━━ SOURCE MATERIAL

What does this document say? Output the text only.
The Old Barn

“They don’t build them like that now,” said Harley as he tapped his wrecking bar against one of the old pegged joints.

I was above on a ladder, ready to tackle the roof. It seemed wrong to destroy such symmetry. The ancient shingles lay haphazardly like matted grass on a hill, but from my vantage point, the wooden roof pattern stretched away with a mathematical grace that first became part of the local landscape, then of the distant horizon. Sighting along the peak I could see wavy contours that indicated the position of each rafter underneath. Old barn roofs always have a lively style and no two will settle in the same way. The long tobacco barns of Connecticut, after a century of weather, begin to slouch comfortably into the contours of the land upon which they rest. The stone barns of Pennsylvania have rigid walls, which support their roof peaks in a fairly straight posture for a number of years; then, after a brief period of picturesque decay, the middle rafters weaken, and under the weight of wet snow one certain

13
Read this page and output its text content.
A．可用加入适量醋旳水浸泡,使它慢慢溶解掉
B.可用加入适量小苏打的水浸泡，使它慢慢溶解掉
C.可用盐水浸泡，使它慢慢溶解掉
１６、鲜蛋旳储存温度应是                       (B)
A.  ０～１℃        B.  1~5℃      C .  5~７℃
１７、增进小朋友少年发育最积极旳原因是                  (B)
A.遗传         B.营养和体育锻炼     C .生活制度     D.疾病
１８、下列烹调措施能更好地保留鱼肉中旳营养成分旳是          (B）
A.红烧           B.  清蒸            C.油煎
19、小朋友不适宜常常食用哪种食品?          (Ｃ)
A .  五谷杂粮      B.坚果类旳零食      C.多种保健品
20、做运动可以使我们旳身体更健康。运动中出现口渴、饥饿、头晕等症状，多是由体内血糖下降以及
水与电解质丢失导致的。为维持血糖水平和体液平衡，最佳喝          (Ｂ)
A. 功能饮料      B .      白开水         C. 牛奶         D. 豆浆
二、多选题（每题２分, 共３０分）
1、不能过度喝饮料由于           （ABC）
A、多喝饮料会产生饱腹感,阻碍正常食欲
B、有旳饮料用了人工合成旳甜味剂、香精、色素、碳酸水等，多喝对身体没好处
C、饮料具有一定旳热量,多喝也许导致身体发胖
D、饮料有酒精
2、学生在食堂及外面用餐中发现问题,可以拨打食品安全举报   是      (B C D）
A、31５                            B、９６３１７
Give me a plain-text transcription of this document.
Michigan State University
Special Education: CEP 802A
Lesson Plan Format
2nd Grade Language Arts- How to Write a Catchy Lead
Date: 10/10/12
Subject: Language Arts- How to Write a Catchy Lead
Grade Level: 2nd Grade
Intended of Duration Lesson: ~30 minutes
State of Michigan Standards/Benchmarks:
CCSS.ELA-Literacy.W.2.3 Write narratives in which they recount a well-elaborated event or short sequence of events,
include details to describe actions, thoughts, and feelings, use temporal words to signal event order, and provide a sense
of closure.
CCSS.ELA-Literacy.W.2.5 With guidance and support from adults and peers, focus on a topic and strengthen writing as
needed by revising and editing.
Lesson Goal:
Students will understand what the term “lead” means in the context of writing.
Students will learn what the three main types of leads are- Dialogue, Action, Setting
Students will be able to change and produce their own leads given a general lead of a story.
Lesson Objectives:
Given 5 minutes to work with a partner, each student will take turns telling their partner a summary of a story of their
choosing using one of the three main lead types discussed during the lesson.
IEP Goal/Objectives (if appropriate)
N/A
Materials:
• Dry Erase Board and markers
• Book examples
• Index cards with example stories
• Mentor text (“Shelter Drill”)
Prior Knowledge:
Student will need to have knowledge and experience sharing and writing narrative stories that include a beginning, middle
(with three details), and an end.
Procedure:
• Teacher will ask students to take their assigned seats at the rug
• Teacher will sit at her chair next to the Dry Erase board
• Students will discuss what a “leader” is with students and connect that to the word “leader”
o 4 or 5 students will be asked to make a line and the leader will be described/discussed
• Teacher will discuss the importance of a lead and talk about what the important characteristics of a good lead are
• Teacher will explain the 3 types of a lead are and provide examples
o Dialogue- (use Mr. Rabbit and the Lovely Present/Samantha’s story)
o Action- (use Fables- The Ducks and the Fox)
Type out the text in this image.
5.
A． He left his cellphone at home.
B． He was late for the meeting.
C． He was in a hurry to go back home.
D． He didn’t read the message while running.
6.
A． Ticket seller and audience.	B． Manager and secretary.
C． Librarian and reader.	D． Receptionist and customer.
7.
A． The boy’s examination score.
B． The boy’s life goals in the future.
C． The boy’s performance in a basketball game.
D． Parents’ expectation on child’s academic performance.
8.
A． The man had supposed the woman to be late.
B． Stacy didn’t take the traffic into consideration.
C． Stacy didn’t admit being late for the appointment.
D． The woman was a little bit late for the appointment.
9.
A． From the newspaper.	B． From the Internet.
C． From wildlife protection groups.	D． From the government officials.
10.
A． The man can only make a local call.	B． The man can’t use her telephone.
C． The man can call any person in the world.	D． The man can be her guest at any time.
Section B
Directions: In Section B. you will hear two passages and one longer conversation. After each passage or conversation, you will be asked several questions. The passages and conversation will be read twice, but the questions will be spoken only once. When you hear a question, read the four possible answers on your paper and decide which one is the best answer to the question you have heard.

━━━━

## AIM
From the listing above, return each line with the word "leader".

## EXERCISE RESULT
• Students will discuss what a “leader” is with students and connect that to the word “leader”
o 4 or 5 students will be asked to make a line and the leader will be described/discussed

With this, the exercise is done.